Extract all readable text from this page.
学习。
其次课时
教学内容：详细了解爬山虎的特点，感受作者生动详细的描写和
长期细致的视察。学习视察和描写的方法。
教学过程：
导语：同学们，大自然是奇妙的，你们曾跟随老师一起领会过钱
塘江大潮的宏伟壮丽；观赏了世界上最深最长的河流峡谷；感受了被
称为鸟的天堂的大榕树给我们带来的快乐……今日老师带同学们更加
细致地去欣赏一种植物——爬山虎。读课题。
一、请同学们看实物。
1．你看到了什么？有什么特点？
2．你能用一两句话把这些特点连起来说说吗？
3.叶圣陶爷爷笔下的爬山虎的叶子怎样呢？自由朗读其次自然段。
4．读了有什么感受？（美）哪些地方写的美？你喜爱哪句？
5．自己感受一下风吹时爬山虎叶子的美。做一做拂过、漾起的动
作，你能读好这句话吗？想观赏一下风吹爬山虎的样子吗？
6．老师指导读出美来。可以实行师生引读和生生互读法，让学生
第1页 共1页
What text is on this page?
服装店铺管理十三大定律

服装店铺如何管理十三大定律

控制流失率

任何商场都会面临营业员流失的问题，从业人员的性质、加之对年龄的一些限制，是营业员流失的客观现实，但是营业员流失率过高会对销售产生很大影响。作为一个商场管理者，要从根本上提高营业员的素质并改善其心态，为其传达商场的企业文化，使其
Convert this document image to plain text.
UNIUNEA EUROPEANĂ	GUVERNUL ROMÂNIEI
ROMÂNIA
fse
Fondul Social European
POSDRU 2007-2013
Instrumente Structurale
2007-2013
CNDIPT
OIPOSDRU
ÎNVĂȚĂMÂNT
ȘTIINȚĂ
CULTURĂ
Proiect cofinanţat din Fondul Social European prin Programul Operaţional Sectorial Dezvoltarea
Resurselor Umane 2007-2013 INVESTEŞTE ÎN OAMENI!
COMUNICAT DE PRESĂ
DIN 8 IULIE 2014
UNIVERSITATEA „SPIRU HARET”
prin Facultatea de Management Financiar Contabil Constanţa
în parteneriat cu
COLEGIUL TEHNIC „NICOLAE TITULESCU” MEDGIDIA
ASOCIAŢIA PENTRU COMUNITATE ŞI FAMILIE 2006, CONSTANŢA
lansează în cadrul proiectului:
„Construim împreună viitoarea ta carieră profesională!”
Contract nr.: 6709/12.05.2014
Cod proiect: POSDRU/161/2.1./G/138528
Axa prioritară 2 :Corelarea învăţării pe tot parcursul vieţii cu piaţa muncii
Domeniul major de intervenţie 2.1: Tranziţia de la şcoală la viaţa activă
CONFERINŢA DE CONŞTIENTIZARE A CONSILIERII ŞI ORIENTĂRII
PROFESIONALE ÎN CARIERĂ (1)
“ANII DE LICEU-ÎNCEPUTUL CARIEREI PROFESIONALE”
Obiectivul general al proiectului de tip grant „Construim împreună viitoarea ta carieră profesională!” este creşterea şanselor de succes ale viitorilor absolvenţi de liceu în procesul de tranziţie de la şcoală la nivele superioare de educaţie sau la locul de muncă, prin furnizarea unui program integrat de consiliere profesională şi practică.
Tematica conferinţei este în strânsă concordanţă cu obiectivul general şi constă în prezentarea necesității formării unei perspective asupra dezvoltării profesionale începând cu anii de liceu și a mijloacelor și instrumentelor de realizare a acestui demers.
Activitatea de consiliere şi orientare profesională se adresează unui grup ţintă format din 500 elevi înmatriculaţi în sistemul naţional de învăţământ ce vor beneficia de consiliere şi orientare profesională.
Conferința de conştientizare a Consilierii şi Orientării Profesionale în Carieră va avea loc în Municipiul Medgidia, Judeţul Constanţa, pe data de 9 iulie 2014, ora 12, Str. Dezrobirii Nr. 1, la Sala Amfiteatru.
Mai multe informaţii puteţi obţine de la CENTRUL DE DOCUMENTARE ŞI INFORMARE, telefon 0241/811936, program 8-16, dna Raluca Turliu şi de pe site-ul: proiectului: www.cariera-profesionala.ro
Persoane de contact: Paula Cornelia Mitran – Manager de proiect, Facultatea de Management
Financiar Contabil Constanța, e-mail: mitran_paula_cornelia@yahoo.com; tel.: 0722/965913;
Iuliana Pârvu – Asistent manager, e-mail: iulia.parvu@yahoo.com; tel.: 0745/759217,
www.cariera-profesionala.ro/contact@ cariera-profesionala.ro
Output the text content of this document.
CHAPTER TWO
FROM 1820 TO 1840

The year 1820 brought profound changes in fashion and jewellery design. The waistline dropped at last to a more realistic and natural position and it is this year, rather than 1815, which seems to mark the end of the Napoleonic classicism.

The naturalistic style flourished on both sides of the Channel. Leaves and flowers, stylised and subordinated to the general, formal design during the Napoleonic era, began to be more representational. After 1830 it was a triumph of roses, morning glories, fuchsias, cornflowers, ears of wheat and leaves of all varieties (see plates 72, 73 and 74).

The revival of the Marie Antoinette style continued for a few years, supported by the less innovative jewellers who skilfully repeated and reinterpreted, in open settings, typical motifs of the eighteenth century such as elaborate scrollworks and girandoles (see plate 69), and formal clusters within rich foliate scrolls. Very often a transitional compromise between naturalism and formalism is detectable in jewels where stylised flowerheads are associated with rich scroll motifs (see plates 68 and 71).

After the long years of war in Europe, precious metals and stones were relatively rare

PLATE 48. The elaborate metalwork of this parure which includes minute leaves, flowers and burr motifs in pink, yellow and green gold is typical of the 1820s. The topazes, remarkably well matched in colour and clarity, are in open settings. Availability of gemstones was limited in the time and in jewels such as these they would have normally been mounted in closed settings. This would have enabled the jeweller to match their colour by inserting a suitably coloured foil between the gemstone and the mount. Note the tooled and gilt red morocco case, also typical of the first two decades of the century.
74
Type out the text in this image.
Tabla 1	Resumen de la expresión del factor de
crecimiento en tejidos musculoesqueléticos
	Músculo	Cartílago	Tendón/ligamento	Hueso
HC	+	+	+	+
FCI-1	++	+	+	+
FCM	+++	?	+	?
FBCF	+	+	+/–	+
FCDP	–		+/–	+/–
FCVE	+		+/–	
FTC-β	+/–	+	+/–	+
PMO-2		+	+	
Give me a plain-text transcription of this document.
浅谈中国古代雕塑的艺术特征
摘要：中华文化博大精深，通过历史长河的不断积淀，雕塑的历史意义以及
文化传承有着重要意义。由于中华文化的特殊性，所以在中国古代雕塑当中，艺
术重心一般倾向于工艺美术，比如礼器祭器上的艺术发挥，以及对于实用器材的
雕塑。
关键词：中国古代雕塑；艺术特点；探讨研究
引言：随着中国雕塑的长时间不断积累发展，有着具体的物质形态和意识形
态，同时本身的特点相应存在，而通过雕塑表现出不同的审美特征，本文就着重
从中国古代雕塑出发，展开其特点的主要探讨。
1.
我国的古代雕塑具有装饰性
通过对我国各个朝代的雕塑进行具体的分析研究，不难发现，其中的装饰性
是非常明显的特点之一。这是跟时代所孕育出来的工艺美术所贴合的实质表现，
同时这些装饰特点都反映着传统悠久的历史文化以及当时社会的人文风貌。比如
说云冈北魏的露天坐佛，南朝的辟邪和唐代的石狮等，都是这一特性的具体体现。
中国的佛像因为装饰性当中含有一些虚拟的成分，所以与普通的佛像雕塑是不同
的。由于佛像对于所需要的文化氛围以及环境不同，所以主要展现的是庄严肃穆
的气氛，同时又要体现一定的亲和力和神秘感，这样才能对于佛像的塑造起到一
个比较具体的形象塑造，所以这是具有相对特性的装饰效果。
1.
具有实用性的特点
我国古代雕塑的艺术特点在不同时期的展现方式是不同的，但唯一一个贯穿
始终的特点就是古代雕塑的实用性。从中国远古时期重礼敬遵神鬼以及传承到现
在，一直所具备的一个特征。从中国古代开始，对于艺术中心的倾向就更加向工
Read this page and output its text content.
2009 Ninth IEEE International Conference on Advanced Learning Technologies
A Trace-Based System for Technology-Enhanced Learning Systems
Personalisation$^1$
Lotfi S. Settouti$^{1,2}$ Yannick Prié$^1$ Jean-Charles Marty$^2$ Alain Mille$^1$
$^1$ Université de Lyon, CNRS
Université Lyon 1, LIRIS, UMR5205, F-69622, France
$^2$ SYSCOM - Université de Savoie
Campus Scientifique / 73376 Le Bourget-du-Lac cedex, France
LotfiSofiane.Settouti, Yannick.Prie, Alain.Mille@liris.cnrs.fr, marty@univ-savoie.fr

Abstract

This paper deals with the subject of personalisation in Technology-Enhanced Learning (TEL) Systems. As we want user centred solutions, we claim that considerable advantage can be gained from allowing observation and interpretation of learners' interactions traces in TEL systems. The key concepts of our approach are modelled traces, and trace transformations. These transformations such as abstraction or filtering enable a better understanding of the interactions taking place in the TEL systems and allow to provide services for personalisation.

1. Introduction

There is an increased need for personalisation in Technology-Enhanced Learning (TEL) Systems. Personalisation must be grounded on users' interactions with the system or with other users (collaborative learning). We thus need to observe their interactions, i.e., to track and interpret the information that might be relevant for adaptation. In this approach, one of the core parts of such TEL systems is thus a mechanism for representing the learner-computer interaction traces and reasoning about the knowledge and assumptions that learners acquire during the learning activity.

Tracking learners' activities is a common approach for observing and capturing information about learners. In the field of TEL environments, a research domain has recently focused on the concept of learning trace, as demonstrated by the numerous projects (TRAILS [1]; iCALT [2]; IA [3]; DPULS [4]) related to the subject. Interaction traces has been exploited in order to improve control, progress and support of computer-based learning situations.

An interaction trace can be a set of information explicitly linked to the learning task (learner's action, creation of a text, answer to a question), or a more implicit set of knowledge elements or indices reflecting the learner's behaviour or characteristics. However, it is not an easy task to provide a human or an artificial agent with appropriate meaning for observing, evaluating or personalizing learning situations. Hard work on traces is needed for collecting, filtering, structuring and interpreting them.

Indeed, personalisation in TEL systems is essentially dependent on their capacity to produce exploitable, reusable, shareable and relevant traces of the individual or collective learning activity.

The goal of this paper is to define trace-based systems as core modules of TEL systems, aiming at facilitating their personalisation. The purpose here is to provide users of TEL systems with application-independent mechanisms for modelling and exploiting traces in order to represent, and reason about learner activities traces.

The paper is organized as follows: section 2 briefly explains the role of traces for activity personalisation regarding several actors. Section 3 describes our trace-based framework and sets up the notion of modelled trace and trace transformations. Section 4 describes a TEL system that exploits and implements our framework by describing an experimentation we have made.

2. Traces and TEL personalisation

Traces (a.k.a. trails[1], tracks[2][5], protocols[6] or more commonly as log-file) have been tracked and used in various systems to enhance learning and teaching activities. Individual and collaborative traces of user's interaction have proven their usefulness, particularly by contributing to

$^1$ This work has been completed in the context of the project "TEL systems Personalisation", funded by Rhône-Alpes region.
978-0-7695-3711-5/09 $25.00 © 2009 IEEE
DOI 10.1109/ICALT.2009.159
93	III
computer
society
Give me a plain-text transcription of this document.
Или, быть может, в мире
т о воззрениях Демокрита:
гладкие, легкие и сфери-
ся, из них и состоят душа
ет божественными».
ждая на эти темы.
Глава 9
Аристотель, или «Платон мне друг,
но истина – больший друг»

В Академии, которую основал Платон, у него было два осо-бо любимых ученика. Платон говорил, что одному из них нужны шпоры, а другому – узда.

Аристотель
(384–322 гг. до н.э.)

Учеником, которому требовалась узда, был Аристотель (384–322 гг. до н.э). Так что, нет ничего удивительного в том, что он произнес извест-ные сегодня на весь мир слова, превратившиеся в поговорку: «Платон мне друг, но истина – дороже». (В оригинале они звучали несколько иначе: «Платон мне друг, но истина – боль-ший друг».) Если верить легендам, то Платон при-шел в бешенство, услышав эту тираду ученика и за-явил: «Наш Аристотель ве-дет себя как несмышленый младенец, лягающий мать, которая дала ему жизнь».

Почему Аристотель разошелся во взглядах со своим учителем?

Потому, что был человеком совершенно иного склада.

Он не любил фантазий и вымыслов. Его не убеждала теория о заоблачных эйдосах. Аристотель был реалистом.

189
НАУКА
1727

# # # #

— Problem details —
Note every line above where the string "which" shows up, and copy those lines.

— Full solution —
The year 1820 brought profound changes in fashion and jewellery design. The waistline dropped at last to a more realistic and natural position and it is this year, rather than 1815, which seems to mark the end of the Napoleonic classicism.
PLATE 48. The elaborate metalwork of this parure which includes minute leaves, flowers and burr motifs in pink, yellow and green gold is typical of the 1820s. The topazes, remarkably well matched in colour and clarity, are in open settings. Availability of gemstones was limited in the time and in jewels such as these they would have normally been mounted in closed settings. This would have enabled the jeweller to match their colour by inserting a suitably coloured foil between the gemstone and the mount. Note the tooled and gilt red morocco case, also typical of the first two decades of the century.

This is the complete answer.